_Task statement_
Identify the lines that include the word "fous", then copy all of them.

_Material shown_
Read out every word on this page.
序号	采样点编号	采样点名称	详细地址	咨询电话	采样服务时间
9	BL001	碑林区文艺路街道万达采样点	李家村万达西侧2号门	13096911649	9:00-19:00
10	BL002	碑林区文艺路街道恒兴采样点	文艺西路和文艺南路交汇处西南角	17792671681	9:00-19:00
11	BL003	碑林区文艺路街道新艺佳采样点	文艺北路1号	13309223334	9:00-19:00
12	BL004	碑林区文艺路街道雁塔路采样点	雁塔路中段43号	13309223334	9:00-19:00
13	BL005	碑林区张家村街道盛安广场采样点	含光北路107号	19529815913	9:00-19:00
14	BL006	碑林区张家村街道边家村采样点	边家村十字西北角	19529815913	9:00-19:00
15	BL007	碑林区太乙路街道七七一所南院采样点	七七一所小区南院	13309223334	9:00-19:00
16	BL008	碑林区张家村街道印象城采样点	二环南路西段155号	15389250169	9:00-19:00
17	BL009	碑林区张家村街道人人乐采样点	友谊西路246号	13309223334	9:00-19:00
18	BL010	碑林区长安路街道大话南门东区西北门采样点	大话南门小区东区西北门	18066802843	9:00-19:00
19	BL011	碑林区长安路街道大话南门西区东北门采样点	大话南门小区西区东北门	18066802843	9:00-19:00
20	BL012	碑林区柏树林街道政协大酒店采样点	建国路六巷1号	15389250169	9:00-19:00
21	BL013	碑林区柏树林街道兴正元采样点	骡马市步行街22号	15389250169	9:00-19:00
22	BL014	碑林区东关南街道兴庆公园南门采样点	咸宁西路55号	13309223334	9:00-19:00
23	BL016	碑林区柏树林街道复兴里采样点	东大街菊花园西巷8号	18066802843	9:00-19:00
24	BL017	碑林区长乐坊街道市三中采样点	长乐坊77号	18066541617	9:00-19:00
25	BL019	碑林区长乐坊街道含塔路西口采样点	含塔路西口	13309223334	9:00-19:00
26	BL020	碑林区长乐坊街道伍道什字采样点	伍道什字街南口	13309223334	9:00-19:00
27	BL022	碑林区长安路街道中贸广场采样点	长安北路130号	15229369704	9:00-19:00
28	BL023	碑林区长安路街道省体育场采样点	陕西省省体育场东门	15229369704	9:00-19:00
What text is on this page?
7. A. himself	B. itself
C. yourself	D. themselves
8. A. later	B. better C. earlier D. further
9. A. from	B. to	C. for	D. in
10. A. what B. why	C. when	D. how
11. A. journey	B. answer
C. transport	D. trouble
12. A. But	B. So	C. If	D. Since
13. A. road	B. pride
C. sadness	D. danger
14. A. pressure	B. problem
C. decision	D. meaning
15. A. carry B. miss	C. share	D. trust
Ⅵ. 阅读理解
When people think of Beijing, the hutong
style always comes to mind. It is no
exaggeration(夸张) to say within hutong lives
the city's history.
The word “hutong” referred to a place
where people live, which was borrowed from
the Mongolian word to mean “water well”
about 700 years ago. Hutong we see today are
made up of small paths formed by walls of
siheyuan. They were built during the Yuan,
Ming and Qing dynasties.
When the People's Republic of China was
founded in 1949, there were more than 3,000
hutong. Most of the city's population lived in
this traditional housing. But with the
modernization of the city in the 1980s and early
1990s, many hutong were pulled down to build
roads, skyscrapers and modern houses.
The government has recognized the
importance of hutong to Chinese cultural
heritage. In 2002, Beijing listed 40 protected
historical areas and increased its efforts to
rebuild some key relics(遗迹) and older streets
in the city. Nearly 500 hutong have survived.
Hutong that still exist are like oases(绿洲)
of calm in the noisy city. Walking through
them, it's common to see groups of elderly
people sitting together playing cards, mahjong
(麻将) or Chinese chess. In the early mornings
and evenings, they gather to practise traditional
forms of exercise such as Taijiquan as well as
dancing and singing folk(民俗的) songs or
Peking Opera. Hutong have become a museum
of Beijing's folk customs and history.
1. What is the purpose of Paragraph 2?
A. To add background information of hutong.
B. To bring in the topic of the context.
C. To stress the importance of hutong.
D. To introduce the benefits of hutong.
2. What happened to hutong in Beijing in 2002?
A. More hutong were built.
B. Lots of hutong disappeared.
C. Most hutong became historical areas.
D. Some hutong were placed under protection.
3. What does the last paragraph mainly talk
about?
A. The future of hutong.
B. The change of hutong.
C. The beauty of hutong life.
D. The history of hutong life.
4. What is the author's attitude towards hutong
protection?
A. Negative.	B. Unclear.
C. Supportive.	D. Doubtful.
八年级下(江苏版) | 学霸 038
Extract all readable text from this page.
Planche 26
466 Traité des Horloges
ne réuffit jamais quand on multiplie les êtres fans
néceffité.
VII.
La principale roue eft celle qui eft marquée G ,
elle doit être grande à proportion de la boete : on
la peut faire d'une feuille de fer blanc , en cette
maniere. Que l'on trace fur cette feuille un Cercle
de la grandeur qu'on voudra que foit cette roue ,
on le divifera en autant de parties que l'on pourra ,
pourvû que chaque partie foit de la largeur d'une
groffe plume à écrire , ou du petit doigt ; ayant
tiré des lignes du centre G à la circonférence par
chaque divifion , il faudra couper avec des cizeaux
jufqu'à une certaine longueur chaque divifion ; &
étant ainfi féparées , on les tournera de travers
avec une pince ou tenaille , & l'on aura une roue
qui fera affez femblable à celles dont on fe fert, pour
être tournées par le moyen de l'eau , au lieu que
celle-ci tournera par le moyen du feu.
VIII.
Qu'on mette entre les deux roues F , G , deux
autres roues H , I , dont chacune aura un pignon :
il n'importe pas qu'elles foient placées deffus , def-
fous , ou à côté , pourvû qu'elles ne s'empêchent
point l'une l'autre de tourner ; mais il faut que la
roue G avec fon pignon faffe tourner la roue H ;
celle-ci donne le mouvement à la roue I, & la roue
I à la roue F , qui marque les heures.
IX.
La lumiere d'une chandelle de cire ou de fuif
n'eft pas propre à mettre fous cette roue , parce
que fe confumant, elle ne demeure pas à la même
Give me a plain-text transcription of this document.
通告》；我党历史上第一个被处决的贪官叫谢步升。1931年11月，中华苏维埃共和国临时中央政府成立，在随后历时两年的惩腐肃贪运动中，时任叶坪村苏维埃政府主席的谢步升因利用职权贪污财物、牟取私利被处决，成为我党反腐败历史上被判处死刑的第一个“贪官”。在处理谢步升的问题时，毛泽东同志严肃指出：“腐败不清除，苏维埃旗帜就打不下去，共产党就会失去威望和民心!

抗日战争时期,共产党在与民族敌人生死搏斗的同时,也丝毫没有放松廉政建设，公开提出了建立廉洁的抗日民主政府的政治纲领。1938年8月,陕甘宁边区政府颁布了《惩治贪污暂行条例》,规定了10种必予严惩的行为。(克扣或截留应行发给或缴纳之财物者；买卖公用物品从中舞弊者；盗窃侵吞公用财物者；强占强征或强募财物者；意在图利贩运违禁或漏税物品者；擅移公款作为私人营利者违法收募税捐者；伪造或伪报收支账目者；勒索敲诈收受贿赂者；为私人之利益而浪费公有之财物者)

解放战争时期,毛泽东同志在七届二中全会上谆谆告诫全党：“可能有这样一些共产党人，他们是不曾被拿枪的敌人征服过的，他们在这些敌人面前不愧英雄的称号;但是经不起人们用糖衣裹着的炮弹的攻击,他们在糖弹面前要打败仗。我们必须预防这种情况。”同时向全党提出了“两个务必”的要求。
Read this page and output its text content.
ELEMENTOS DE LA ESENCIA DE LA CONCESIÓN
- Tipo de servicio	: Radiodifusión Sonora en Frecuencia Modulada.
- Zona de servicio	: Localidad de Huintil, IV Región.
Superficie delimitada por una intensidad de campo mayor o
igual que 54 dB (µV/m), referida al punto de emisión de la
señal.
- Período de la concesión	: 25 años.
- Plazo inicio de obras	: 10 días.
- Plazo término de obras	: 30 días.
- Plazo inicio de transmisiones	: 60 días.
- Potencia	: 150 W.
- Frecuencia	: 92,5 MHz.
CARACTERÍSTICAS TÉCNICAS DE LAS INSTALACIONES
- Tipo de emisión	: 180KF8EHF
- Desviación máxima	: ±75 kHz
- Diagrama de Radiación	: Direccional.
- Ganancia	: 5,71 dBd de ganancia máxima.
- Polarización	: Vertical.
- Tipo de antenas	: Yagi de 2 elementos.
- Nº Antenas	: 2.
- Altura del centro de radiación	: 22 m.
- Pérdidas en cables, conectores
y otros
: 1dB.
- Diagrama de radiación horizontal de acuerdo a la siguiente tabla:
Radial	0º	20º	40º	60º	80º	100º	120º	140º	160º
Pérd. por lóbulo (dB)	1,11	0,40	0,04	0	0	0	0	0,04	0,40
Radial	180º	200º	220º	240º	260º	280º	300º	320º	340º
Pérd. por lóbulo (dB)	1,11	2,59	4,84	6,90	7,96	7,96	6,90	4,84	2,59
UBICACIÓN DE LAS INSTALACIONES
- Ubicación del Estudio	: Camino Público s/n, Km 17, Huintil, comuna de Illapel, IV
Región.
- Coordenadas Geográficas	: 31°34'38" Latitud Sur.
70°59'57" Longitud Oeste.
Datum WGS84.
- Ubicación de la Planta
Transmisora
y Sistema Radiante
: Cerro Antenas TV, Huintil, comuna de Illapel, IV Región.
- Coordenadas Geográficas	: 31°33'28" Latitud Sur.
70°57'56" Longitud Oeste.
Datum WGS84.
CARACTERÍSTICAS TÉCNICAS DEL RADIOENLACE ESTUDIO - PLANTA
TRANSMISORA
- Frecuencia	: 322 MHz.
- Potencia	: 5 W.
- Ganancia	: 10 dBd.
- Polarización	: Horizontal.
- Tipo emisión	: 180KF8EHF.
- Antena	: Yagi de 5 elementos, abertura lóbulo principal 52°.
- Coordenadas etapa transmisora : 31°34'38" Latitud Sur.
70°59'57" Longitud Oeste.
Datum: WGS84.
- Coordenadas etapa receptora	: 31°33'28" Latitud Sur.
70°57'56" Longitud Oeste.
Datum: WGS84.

_Full solution_
fous , ou à côté , pourvû qu'elles ne s'empêchent
n'eft pas propre à mettre fous cette roue , parce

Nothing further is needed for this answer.